Short exercise:
In the records that follow, show each line where the word "Стерео" is present.

Data records:

______

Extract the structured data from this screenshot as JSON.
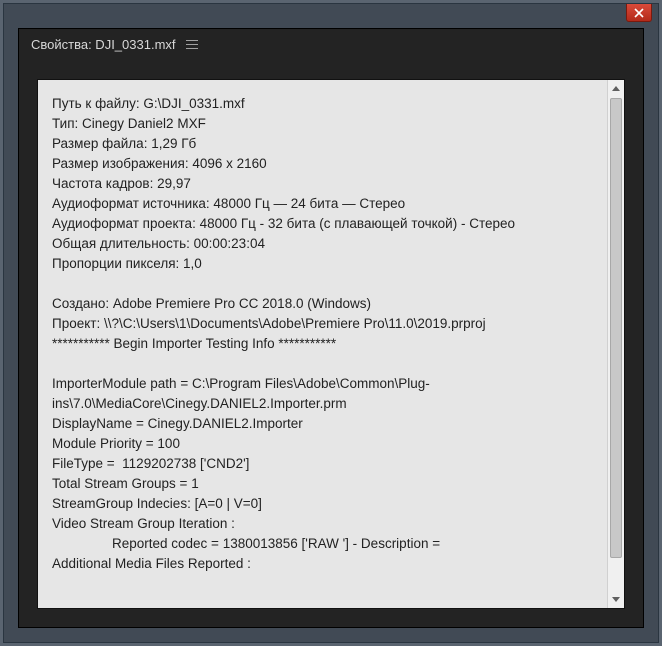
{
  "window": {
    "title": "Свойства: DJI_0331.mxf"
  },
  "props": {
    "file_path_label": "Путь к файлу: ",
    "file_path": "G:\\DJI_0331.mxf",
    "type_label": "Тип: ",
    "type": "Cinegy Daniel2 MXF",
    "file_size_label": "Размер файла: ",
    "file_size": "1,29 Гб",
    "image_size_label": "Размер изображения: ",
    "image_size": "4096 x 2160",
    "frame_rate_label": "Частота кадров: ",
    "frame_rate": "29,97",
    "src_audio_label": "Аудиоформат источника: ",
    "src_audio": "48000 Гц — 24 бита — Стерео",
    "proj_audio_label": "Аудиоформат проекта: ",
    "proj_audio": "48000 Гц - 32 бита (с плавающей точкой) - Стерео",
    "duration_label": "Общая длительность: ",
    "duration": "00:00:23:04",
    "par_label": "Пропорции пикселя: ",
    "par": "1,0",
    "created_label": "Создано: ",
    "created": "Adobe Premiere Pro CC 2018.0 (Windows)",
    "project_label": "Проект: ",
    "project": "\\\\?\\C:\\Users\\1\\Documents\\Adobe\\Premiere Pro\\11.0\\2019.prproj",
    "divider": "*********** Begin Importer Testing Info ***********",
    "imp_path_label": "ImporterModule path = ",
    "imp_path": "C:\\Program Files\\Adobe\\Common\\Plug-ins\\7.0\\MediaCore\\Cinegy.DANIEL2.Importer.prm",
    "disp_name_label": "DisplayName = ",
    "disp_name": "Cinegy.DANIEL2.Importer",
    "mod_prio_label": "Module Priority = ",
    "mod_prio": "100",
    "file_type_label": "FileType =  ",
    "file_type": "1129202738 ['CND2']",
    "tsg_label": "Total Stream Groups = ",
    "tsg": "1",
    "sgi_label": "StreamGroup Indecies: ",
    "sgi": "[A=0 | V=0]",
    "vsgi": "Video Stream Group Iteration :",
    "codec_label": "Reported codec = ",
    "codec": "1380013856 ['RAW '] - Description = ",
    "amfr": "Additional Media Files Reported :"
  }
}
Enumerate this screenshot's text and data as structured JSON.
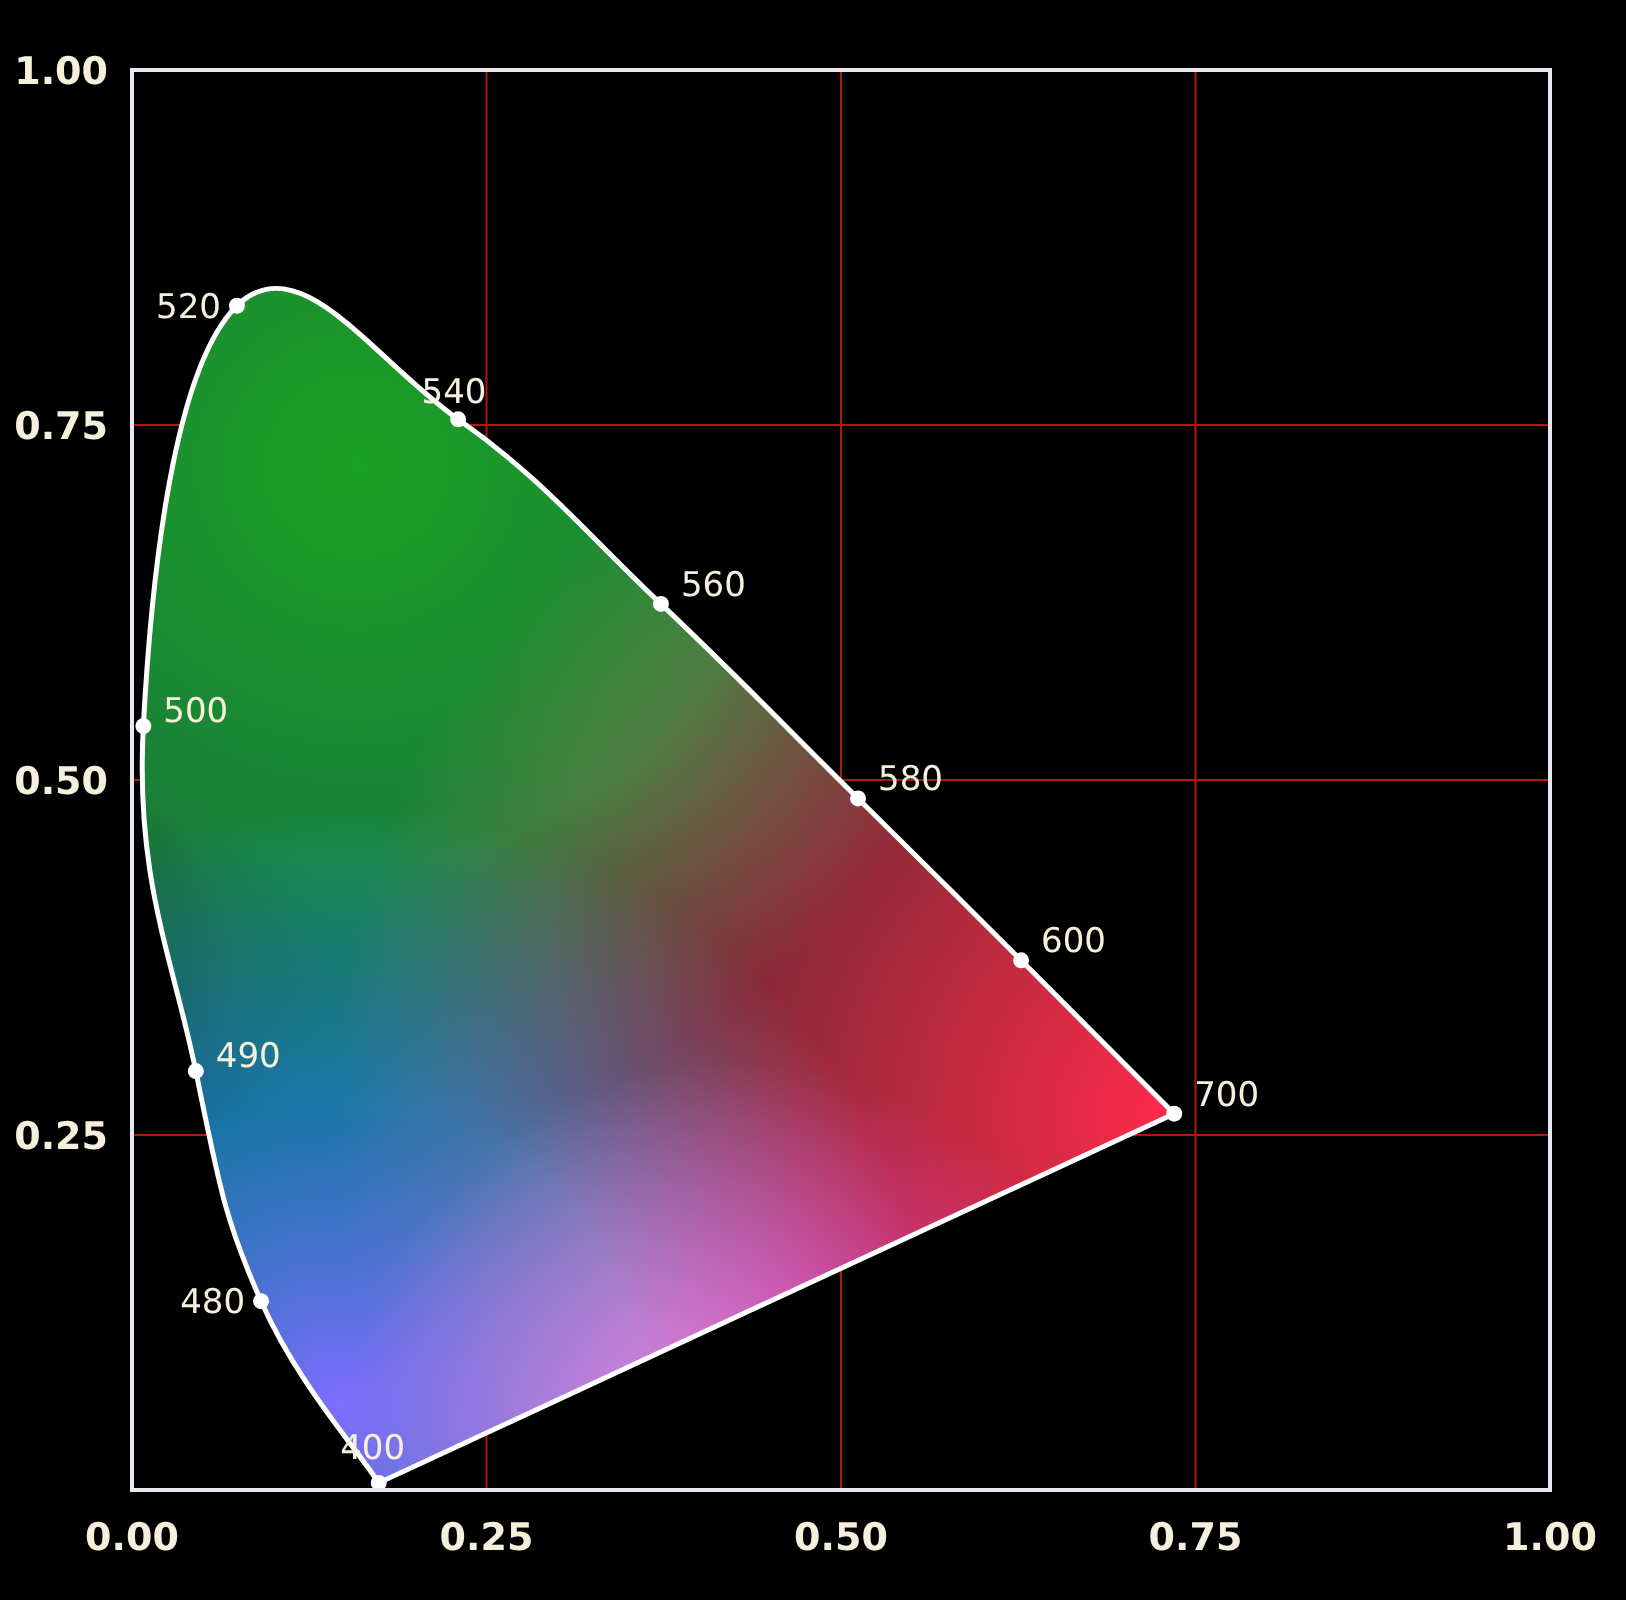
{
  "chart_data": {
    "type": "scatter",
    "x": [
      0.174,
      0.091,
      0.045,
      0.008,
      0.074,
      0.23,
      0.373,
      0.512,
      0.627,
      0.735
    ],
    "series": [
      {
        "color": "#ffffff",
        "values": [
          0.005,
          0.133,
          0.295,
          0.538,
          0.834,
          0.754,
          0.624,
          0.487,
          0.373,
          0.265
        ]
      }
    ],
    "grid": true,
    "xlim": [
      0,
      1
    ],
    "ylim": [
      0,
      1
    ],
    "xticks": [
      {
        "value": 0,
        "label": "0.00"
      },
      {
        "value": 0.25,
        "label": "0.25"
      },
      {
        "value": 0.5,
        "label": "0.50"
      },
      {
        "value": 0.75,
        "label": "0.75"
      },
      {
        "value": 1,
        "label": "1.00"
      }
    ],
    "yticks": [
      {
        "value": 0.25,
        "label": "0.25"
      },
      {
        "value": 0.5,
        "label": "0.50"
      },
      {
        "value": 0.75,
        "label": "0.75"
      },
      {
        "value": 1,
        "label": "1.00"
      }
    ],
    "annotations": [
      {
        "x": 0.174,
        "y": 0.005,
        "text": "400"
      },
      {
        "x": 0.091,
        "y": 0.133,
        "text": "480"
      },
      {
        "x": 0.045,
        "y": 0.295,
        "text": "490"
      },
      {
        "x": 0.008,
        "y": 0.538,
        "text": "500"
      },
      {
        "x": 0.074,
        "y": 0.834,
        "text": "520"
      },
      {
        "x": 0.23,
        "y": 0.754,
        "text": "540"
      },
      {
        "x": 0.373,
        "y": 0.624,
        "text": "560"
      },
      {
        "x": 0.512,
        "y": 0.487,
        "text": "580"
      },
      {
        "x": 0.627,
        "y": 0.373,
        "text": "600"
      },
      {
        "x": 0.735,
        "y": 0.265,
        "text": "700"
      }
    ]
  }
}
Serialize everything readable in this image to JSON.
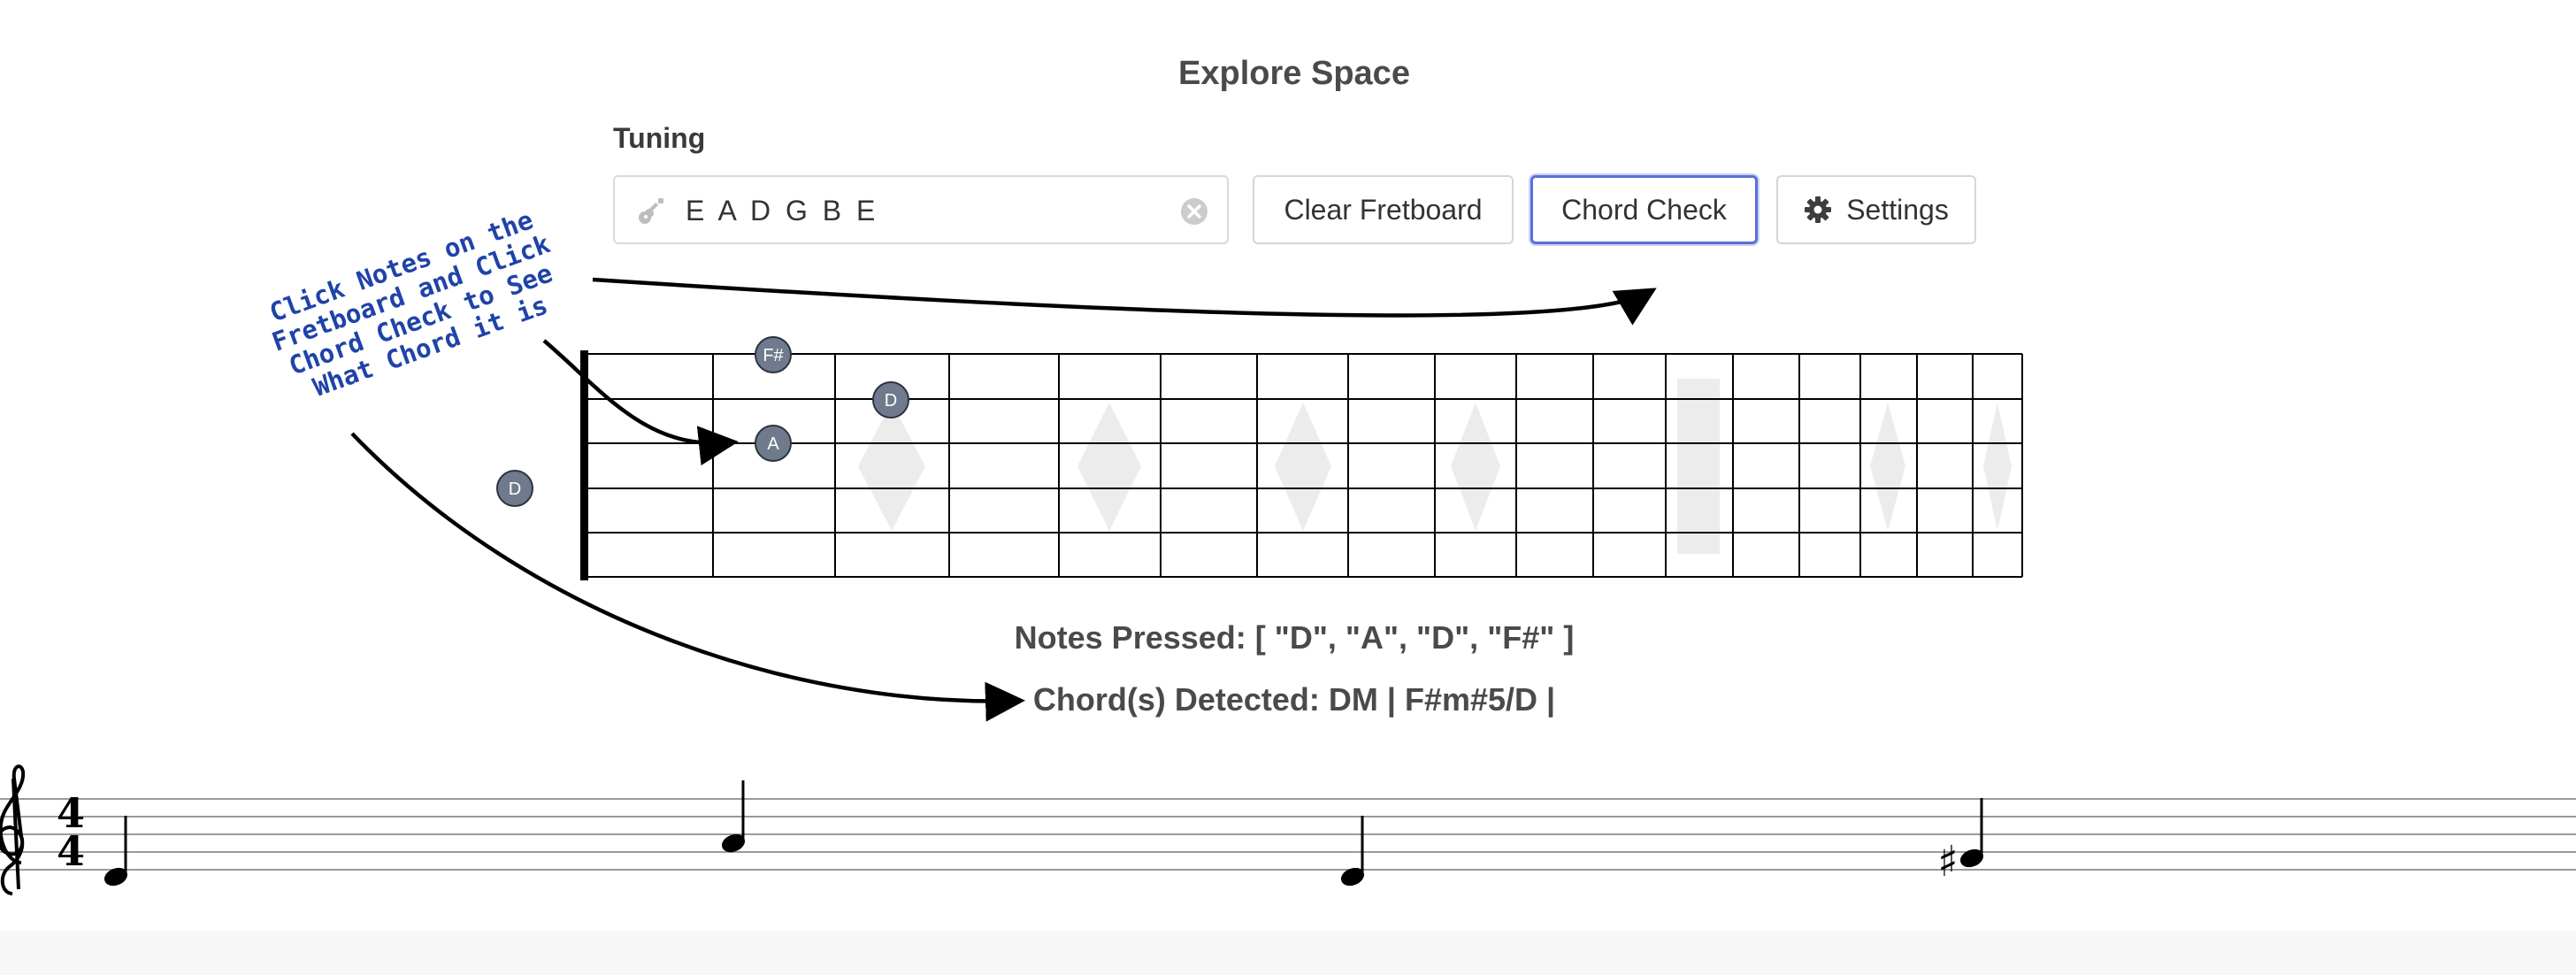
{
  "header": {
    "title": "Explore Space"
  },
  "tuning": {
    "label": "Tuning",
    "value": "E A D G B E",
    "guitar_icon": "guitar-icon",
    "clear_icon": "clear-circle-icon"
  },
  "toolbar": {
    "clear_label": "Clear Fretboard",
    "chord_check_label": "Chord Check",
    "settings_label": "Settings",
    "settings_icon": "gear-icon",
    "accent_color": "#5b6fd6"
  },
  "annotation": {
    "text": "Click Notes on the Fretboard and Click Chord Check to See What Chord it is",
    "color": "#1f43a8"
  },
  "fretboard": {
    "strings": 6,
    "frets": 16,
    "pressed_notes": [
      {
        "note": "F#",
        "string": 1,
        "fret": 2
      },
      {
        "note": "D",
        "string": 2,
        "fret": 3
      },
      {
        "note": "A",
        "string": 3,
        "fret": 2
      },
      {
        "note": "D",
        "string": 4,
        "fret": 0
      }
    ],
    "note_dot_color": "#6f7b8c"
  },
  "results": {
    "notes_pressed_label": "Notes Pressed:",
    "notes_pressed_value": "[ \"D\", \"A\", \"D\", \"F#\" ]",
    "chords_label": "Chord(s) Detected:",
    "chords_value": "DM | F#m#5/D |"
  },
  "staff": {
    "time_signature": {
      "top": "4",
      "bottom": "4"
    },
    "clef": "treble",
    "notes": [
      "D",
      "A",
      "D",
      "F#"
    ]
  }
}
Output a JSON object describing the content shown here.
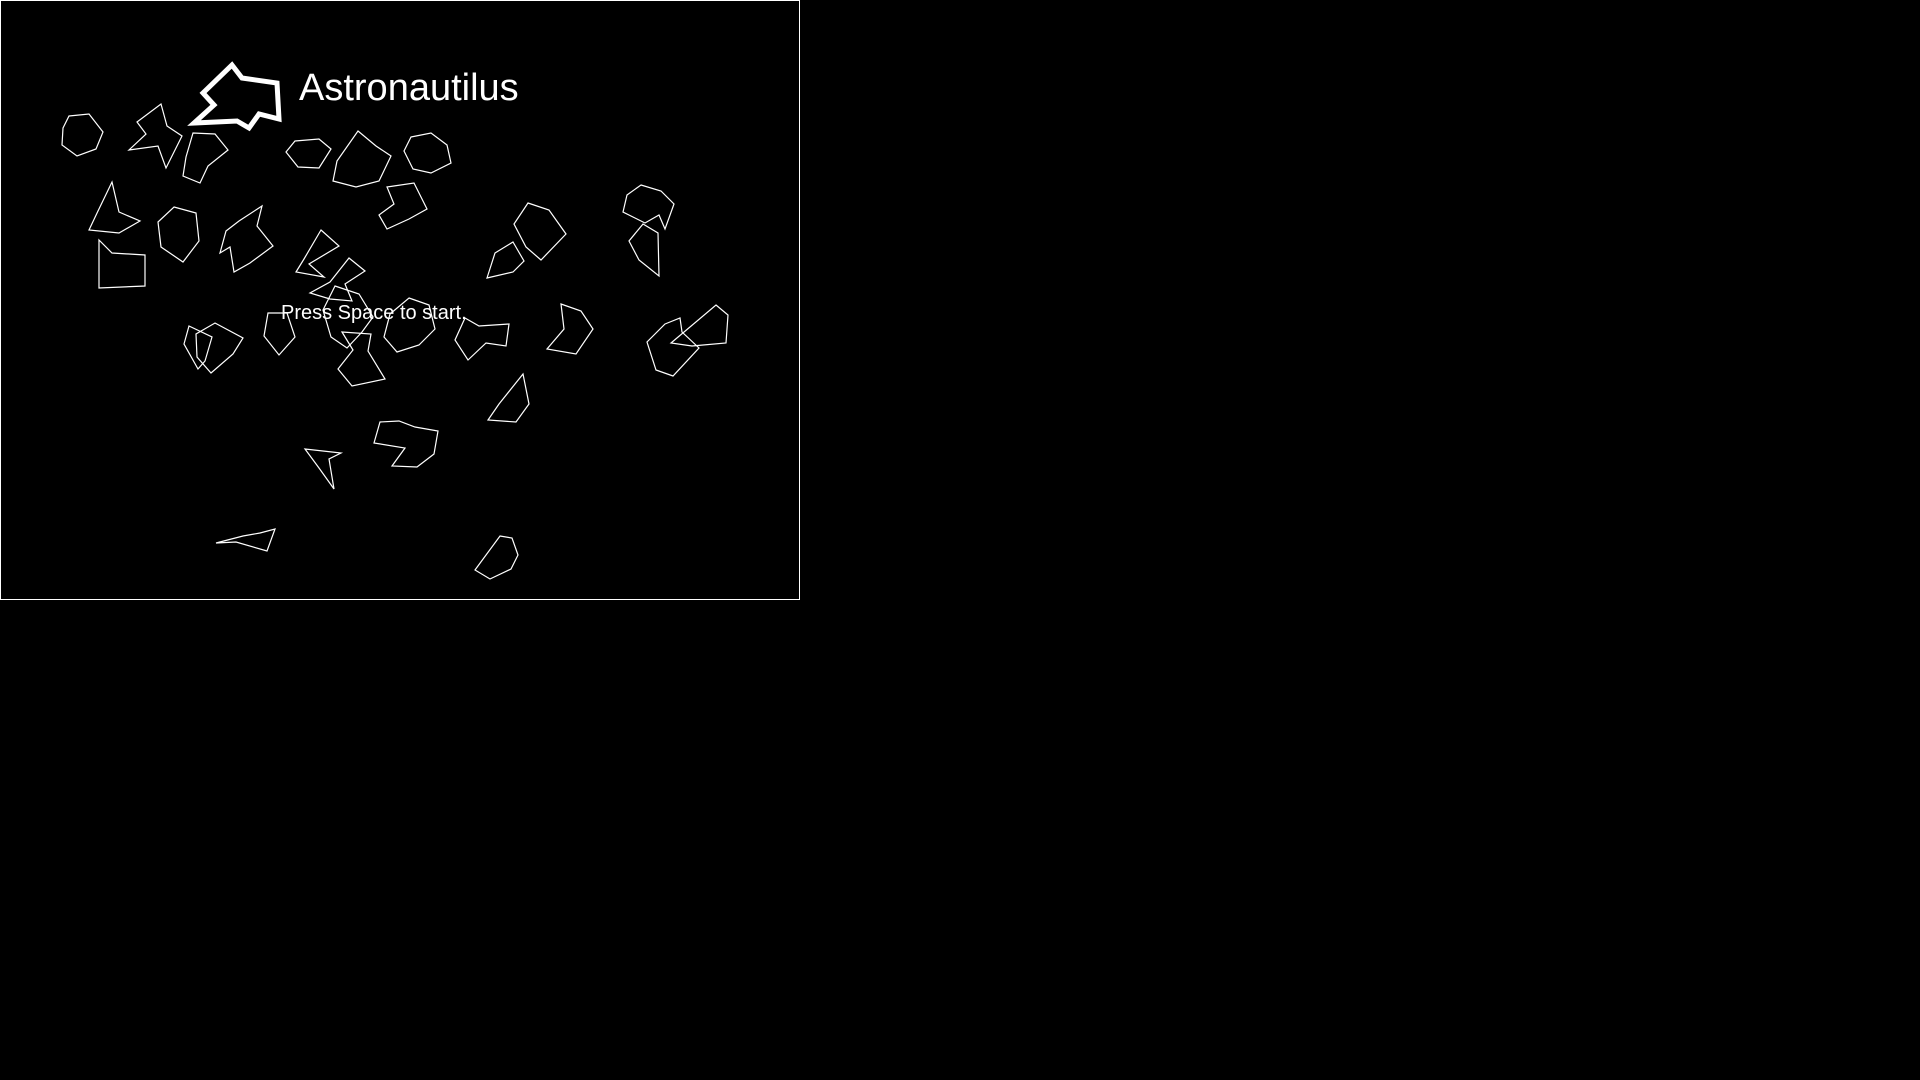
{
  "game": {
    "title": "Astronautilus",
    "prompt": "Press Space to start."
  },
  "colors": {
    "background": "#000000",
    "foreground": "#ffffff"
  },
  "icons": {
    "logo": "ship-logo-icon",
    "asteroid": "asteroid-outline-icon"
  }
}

______

Answer in full:
    "src_audio": "48000 Гц — 24 бита — Стерео",
    "proj_audio": "48000 Гц - 32 бита (с плавающей точкой) - Стерео",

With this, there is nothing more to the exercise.